== 任务要求 ==
请将下列全部条目重新写出，把其中的“data-label”一律替换为“value-tag”，其余内容保持不变，答案中不要包含图片。

== 条目集 ==
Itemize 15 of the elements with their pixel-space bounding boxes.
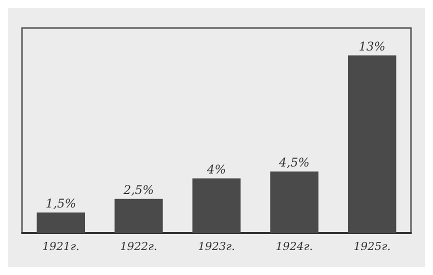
- bar: [270, 172, 318, 233]
- data-label: 4,5%: [278, 156, 310, 170]
- bar: [348, 55, 396, 233]
- x-tick-label: 1921г.: [42, 240, 80, 253]
- bar: [114, 198, 163, 233]
- data-label: 13%: [358, 39, 386, 54]
- bar: [36, 212, 86, 233]
- x-tick-label: 1922г.: [120, 240, 158, 253]
- data-label: 4%: [206, 162, 226, 176]
- data-label: 2,5%: [122, 182, 154, 197]
- data-label: 1,5%: [46, 196, 76, 210]
- x-tick-label: 1925г.: [354, 240, 391, 253]
- bar: [192, 178, 241, 233]
- x-tick-label: 1924г.: [276, 240, 313, 253]
- x-tick-label: 1923г.: [198, 240, 236, 253]
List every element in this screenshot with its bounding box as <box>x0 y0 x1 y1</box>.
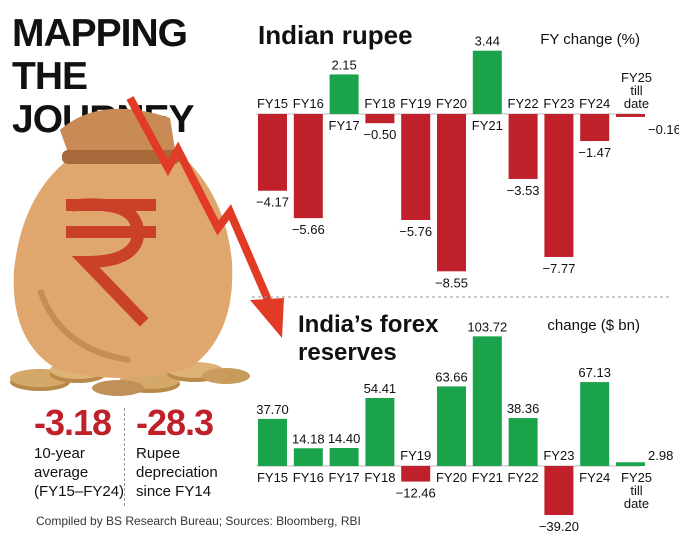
rupee-category-label-fy24: FY24 <box>579 96 610 111</box>
rupee-category-label-fy17: FY17 <box>329 118 360 133</box>
forex-value-label-fy24: 67.13 <box>578 365 611 380</box>
rupee-category-label-fy15: FY15 <box>257 96 288 111</box>
forex-bar-fy23 <box>544 466 574 515</box>
source-note: Compiled by BS Research Bureau; Sources:… <box>36 514 361 528</box>
rupee-money-bag-icon <box>13 108 233 379</box>
forex-value-label-fy15: 37.70 <box>256 402 289 417</box>
forex-bar-fy20 <box>437 386 466 466</box>
rupee-depreciation-label-line-2: depreciation <box>136 464 218 481</box>
forex-category-label-fy22: FY22 <box>508 470 539 485</box>
forex-category-label-fy24: FY24 <box>579 470 610 485</box>
rupee-value-label-fy16: −5.66 <box>292 222 325 237</box>
forex-chart-unit-label: change ($ bn) <box>547 317 640 334</box>
rupee-value-label-fy20: −8.55 <box>435 275 468 290</box>
rupee-bar-fy16 <box>293 114 323 219</box>
rupee-depreciation-label-line-3: since FY14 <box>136 483 212 500</box>
rupee-bar-fy19 <box>401 114 431 220</box>
rupee-chart-title: Indian rupee <box>258 20 413 50</box>
rupee-category-label-fy25-till-date-line-1: FY25 <box>621 70 652 85</box>
rupee-depreciation-label: Rupee depreciation since FY14 <box>136 444 218 501</box>
forex-bar-fy18 <box>365 397 395 466</box>
rupee-category-label-fy21: FY21 <box>472 118 503 133</box>
rupee-category-label-fy25-till-date-line-3: date <box>624 96 649 111</box>
forex-chart-title-line-1: India’s forex <box>298 311 439 338</box>
forex-value-label-fy16: 14.18 <box>292 431 325 446</box>
forex-bar-fy22 <box>508 418 538 466</box>
forex-category-label-fy19: FY19 <box>400 448 431 463</box>
coin-stack-icon <box>10 361 250 396</box>
rupee-value-label-fy19: −5.76 <box>399 224 432 239</box>
forex-value-label-fy21: 103.72 <box>467 319 507 334</box>
forex-category-label-fy21: FY21 <box>472 470 503 485</box>
headline-line-1: MAPPING <box>12 12 188 55</box>
rupee-depreciation-label-line-1: Rupee <box>136 445 181 462</box>
falling-arrow-icon <box>126 96 284 338</box>
rupee-value-label-fy22: −3.53 <box>507 183 540 198</box>
rupee-depreciation-value: -28.3 <box>136 402 214 443</box>
rupee-value-label-fy15: −4.17 <box>256 195 289 210</box>
rupee-category-label-fy18: FY18 <box>364 96 395 111</box>
rupee-bar-fy22 <box>508 114 538 179</box>
rupee-value-label-fy21: 3.44 <box>475 34 500 49</box>
forex-chart: India’s forex reserves change ($ bn) 37.… <box>256 311 673 534</box>
forex-category-label-fy17: FY17 <box>329 470 360 485</box>
forex-bar-fy17 <box>329 448 359 466</box>
forex-category-label-fy18: FY18 <box>364 470 395 485</box>
rupee-bar-fy18 <box>365 114 395 124</box>
rupee-bar-fy24 <box>580 114 610 142</box>
rupee-bar-fy17 <box>329 74 359 114</box>
forex-bar-fy24 <box>580 382 610 466</box>
ten-year-average-label: 10-year average (FY15–FY24) <box>34 444 124 501</box>
rupee-category-label-fy20: FY20 <box>436 96 467 111</box>
rupee-bar-fy23 <box>544 114 574 257</box>
ten-year-average-label-line-1: 10-year <box>34 445 85 462</box>
rupee-chart-unit-label: FY change (%) <box>540 31 640 48</box>
rupee-bar-fy25-till-date <box>616 114 645 117</box>
rupee-bar-fy15 <box>258 114 287 191</box>
ten-year-average-value: -3.18 <box>34 402 112 443</box>
rupee-category-label-fy23: FY23 <box>543 96 574 111</box>
forex-bar-fy21 <box>472 336 502 466</box>
rupee-bar-fy21 <box>472 50 502 114</box>
forex-bar-fy25-till-date <box>616 462 645 466</box>
rupee-value-label-fy24: −1.47 <box>578 145 611 160</box>
forex-value-label-fy17: 14.40 <box>328 431 361 446</box>
forex-chart-title-line-2: reserves <box>298 339 397 366</box>
rupee-value-label-fy18: −0.50 <box>363 127 396 142</box>
rupee-value-label-fy25-till-date: −0.16 <box>648 122 679 137</box>
rupee-category-label-fy22: FY22 <box>508 96 539 111</box>
forex-chart-bars: 37.70 FY15 14.18 FY16 14.40 FY17 54.41 FY18−12.… <box>256 319 673 534</box>
rupee-category-label-fy19: FY19 <box>400 96 431 111</box>
stats-divider <box>124 408 125 506</box>
forex-category-label-fy15: FY15 <box>257 470 288 485</box>
forex-category-label-fy25-till-date-line-1: FY25 <box>621 470 652 485</box>
ten-year-average-label-line-2: average <box>34 464 89 481</box>
forex-value-label-fy25-till-date: 2.98 <box>648 448 673 463</box>
forex-value-label-fy20: 63.66 <box>435 369 468 384</box>
rupee-category-label-fy25-till-date-line-2: till <box>630 83 642 98</box>
forex-bar-fy19 <box>401 466 431 482</box>
rupee-value-label-fy17: 2.15 <box>331 57 356 72</box>
rupee-bar-fy20 <box>437 114 466 272</box>
forex-value-label-fy19: −12.46 <box>396 486 436 501</box>
forex-value-label-fy18: 54.41 <box>364 381 397 396</box>
rupee-value-label-fy23: −7.77 <box>542 261 575 276</box>
forex-bar-fy16 <box>293 448 323 466</box>
forex-bar-fy15 <box>258 418 287 466</box>
forex-value-label-fy23: −39.20 <box>539 519 579 534</box>
forex-category-label-fy23: FY23 <box>543 448 574 463</box>
rupee-chart: Indian rupee FY change (%) −4.17 FY15 −5.6… <box>256 20 679 290</box>
ten-year-average-label-line-3: (FY15–FY24) <box>34 483 125 500</box>
rupee-chart-bars: −4.17 FY15 −5.66 FY16 2.15 FY17−0.50 FY18 −5.76… <box>256 34 679 291</box>
forex-category-label-fy20: FY20 <box>436 470 467 485</box>
forex-category-label-fy16: FY16 <box>293 470 324 485</box>
forex-value-label-fy22: 38.36 <box>507 401 540 416</box>
forex-category-label-fy25-till-date-line-2: till <box>630 483 642 498</box>
rupee-category-label-fy16: FY16 <box>293 96 324 111</box>
forex-category-label-fy25-till-date-line-3: date <box>624 496 649 511</box>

== 练习解答 ==
Itemize 15 of the elements with their pixel-space bounding boxes.
- bar: [270, 172, 318, 233]
- value-tag: 4,5%: [278, 156, 310, 170]
- bar: [348, 55, 396, 233]
- x-tick-label: 1921г.: [42, 240, 80, 253]
- bar: [114, 198, 163, 233]
- value-tag: 13%: [358, 39, 386, 54]
- bar: [36, 212, 86, 233]
- x-tick-label: 1922г.: [120, 240, 158, 253]
- value-tag: 4%: [206, 162, 226, 176]
- value-tag: 2,5%: [122, 182, 154, 197]
- value-tag: 1,5%: [46, 196, 76, 210]
- x-tick-label: 1925г.: [354, 240, 391, 253]
- bar: [192, 178, 241, 233]
- x-tick-label: 1924г.: [276, 240, 313, 253]
- x-tick-label: 1923г.: [198, 240, 236, 253]
List every element in this screenshot with its bounding box as <box>x0 y0 x1 y1</box>.
rupee-category-label-fy24: FY24 <box>579 96 610 111</box>
rupee-category-label-fy17: FY17 <box>329 118 360 133</box>
forex-value-label-fy24: 67.13 <box>578 365 611 380</box>
rupee-category-label-fy15: FY15 <box>257 96 288 111</box>
forex-bar-fy23 <box>544 466 574 515</box>
source-note: Compiled by BS Research Bureau; Sources:… <box>36 514 361 528</box>
rupee-money-bag-icon <box>13 108 233 379</box>
forex-value-label-fy15: 37.70 <box>256 402 289 417</box>
forex-bar-fy20 <box>437 386 466 466</box>
rupee-depreciation-label-line-2: depreciation <box>136 464 218 481</box>
forex-category-label-fy22: FY22 <box>508 470 539 485</box>
forex-category-label-fy24: FY24 <box>579 470 610 485</box>
rupee-value-label-fy16: −5.66 <box>292 222 325 237</box>
forex-chart-unit-label: change ($ bn) <box>547 317 640 334</box>
rupee-value-label-fy20: −8.55 <box>435 275 468 290</box>
rupee-bar-fy16 <box>293 114 323 219</box>
rupee-depreciation-label-line-3: since FY14 <box>136 483 212 500</box>
rupee-bar-fy19 <box>401 114 431 220</box>
rupee-chart-title: Indian rupee <box>258 20 413 50</box>
rupee-category-label-fy25-till-date-line-1: FY25 <box>621 70 652 85</box>
rupee-depreciation-label: Rupee depreciation since FY14 <box>136 444 218 501</box>
forex-bar-fy18 <box>365 397 395 466</box>
rupee-category-label-fy21: FY21 <box>472 118 503 133</box>
rupee-category-label-fy25-till-date-line-3: date <box>624 96 649 111</box>
forex-chart-title-line-1: India’s forex <box>298 311 439 338</box>
forex-value-label-fy16: 14.18 <box>292 431 325 446</box>
forex-bar-fy22 <box>508 418 538 466</box>
forex-category-label-fy19: FY19 <box>400 448 431 463</box>
coin-stack-icon <box>10 361 250 396</box>
rupee-value-label-fy19: −5.76 <box>399 224 432 239</box>
forex-value-label-fy21: 103.72 <box>467 319 507 334</box>
forex-category-label-fy21: FY21 <box>472 470 503 485</box>
headline-line-1: MAPPING <box>12 12 188 55</box>
rupee-depreciation-label-line-1: Rupee <box>136 445 181 462</box>
falling-arrow-icon <box>126 96 284 338</box>
rupee-value-label-fy22: −3.53 <box>507 183 540 198</box>
rupee-depreciation-value: -28.3 <box>136 402 214 443</box>
rupee-value-label-fy15: −4.17 <box>256 195 289 210</box>
rupee-category-label-fy18: FY18 <box>364 96 395 111</box>
rupee-bar-fy22 <box>508 114 538 179</box>
rupee-value-label-fy21: 3.44 <box>475 34 500 49</box>
forex-chart: India’s forex reserves change ($ bn) 37.… <box>256 311 673 534</box>
forex-category-label-fy17: FY17 <box>329 470 360 485</box>
forex-bar-fy17 <box>329 448 359 466</box>
forex-category-label-fy18: FY18 <box>364 470 395 485</box>
rupee-bar-fy18 <box>365 114 395 124</box>
rupee-bar-fy24 <box>580 114 610 142</box>
rupee-bar-fy17 <box>329 74 359 114</box>
forex-bar-fy24 <box>580 382 610 466</box>
ten-year-average-label: 10-year average (FY15–FY24) <box>34 444 124 501</box>
rupee-category-label-fy20: FY20 <box>436 96 467 111</box>
rupee-bar-fy23 <box>544 114 574 257</box>
ten-year-average-label-line-1: 10-year <box>34 445 85 462</box>
rupee-chart-unit-label: FY change (%) <box>540 31 640 48</box>
rupee-bar-fy25-till-date <box>616 114 645 117</box>
rupee-bar-fy15 <box>258 114 287 191</box>
ten-year-average-value: -3.18 <box>34 402 112 443</box>
rupee-category-label-fy23: FY23 <box>543 96 574 111</box>
forex-bar-fy21 <box>472 336 502 466</box>
rupee-bar-fy21 <box>472 50 502 114</box>
forex-bar-fy25-till-date <box>616 462 645 466</box>
rupee-value-label-fy24: −1.47 <box>578 145 611 160</box>
forex-value-label-fy17: 14.40 <box>328 431 361 446</box>
forex-chart-title-line-2: reserves <box>298 339 397 366</box>
rupee-value-label-fy18: −0.50 <box>363 127 396 142</box>
rupee-value-label-fy25-till-date: −0.16 <box>648 122 679 137</box>
rupee-category-label-fy22: FY22 <box>508 96 539 111</box>
forex-chart-bars: 37.70 FY15 14.18 FY16 14.40 FY17 54.41 FY18−12.… <box>256 319 673 534</box>
rupee-category-label-fy19: FY19 <box>400 96 431 111</box>
stats-divider <box>124 408 125 506</box>
forex-category-label-fy15: FY15 <box>257 470 288 485</box>
forex-category-label-fy25-till-date-line-1: FY25 <box>621 470 652 485</box>
ten-year-average-label-line-2: average <box>34 464 89 481</box>
forex-value-label-fy25-till-date: 2.98 <box>648 448 673 463</box>
forex-value-label-fy20: 63.66 <box>435 369 468 384</box>
rupee-category-label-fy25-till-date-line-2: till <box>630 83 642 98</box>
forex-bar-fy19 <box>401 466 431 482</box>
rupee-value-label-fy17: 2.15 <box>331 57 356 72</box>
rupee-bar-fy20 <box>437 114 466 272</box>
forex-value-label-fy19: −12.46 <box>396 486 436 501</box>
forex-value-label-fy18: 54.41 <box>364 381 397 396</box>
rupee-value-label-fy23: −7.77 <box>542 261 575 276</box>
forex-bar-fy16 <box>293 448 323 466</box>
forex-bar-fy15 <box>258 418 287 466</box>
forex-value-label-fy23: −39.20 <box>539 519 579 534</box>
forex-category-label-fy23: FY23 <box>543 448 574 463</box>
rupee-chart: Indian rupee FY change (%) −4.17 FY15 −5.6… <box>256 20 679 290</box>
ten-year-average-label-line-3: (FY15–FY24) <box>34 483 125 500</box>
rupee-chart-bars: −4.17 FY15 −5.66 FY16 2.15 FY17−0.50 FY18 −5.76… <box>256 34 679 291</box>
forex-category-label-fy20: FY20 <box>436 470 467 485</box>
forex-category-label-fy16: FY16 <box>293 470 324 485</box>
forex-value-label-fy22: 38.36 <box>507 401 540 416</box>
forex-category-label-fy25-till-date-line-2: till <box>630 483 642 498</box>
rupee-category-label-fy16: FY16 <box>293 96 324 111</box>
forex-category-label-fy25-till-date-line-3: date <box>624 496 649 511</box>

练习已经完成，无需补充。